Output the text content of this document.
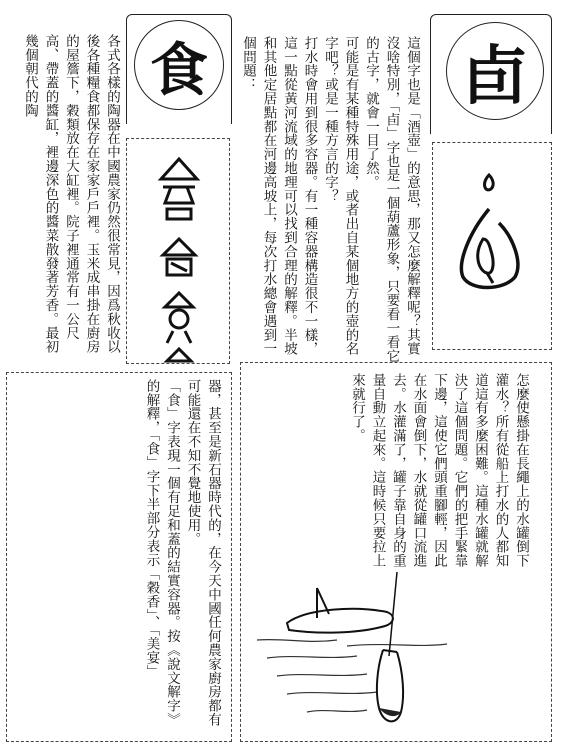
這個字也是「酒壺」的意思，那又怎麼解釋呢？其實沒啥特別，「卣」字也是一個葫蘆形象，只要看一看它的古字，就會一目了然。

可能是有某種特殊用途，或者出自某個地方的壺的名字吧？或是一種方言的字？

打水時會用到很多容器。有一種容器構造很不一樣，這一點從黃河流域的地理可以找到合理的解釋。半坡和其他定居點都在河邊高坡上，每次打水總會遇到一個問題：	卣

怎麼使懸掛在長繩上的水罐倒下灌水？所有從船上打水的人都知道這有多麼困難。這種水罐就解決了這個問題。它們的把手緊靠下邊，這使它們頭重腳輕，因此在水面會倒下，水就從罐口流進去。水灌滿了，罐子靠自身的重量自動立起來。這時候只要拉上來就行了。

食

各式各樣的陶器在中國農家仍然很常見，因爲秋收以後各種糧食都保存在家家戶戶裡。玉米成串掛在廚房的屋簷下，穀類放在大缸裡。院子裡通常有一公尺高、帶蓋的醬缸，裡邊深色的醬菜散發著芳香。最初幾個朝代的陶

器，甚至是新石器時代的，在今天中國任何農家廚房都有可能還在不知不覺地使用。

「食」字表現一個有足和蓋的結實容器。按《說文解字》的解釋，「食」字下半部分表示「穀香」、「美宴」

-------

__Stated goal__
Can you retype every record above exactly, leaving out the pictures?

__Response__
Output the text content of this document.
這個字也是「酒壺」的意思，那又怎麼解釋呢？其實沒啥特別，「卣」字也是一個葫蘆形象，只要看一看它的古字，就會一目了然。

可能是有某種特殊用途，或者出自某個地方的壺的名字吧？或是一種方言的字？

打水時會用到很多容器。有一種容器構造很不一樣，這一點從黃河流域的地理可以找到合理的解釋。半坡和其他定居點都在河邊高坡上，每次打水總會遇到一個問題：	卣

怎麼使懸掛在長繩上的水罐倒下灌水？所有從船上打水的人都知道這有多麼困難。這種水罐就解決了這個問題。它們的把手緊靠下邊，這使它們頭重腳輕，因此在水面會倒下，水就從罐口流進去。水灌滿了，罐子靠自身的重量自動立起來。這時候只要拉上來就行了。

食

各式各樣的陶器在中國農家仍然很常見，因爲秋收以後各種糧食都保存在家家戶戶裡。玉米成串掛在廚房的屋簷下，穀類放在大缸裡。院子裡通常有一公尺高、帶蓋的醬缸，裡邊深色的醬菜散發著芳香。最初幾個朝代的陶

器，甚至是新石器時代的，在今天中國任何農家廚房都有可能還在不知不覺地使用。

「食」字表現一個有足和蓋的結實容器。按《說文解字》的解釋，「食」字下半部分表示「穀香」、「美宴」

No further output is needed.